** begin Available records **
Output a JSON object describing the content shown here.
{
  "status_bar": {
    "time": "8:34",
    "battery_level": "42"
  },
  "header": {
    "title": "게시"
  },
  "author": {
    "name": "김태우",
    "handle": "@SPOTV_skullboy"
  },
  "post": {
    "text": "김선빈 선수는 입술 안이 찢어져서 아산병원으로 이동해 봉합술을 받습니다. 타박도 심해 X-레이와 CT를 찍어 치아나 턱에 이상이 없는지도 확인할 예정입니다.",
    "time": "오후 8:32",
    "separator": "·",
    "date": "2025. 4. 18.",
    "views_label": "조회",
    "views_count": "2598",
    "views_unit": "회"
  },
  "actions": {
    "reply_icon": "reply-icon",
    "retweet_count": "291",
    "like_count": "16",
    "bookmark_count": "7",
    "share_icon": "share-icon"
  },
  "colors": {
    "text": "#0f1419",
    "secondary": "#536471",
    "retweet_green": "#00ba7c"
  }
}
** end Available records **
** begin Available records **
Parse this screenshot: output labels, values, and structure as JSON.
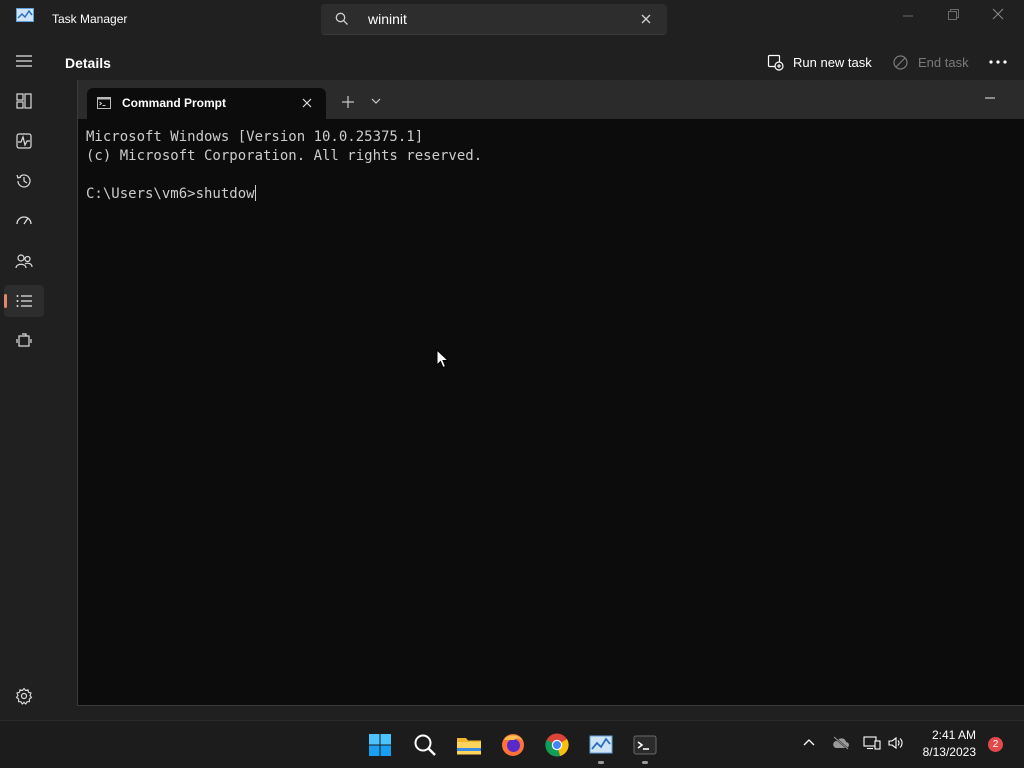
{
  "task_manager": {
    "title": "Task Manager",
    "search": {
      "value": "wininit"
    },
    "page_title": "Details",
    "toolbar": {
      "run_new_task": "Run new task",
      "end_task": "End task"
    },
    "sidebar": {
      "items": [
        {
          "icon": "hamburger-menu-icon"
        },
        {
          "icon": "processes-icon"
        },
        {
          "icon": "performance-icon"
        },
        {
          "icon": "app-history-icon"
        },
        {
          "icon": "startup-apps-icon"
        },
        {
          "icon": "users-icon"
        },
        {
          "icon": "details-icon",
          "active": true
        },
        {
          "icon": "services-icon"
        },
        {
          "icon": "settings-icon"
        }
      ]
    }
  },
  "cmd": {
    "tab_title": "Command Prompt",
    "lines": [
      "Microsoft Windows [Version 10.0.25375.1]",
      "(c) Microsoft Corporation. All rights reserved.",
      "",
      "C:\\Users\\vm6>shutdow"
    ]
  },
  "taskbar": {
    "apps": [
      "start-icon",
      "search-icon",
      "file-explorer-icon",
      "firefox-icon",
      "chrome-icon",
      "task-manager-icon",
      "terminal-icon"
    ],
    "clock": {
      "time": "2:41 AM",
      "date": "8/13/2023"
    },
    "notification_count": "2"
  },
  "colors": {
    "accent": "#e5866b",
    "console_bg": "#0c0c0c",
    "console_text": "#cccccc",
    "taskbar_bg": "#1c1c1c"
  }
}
** end Available records **
- _Written request_
Give only the number of lines in the data that hold the word "Microsoft".

- _Answer to the task_
2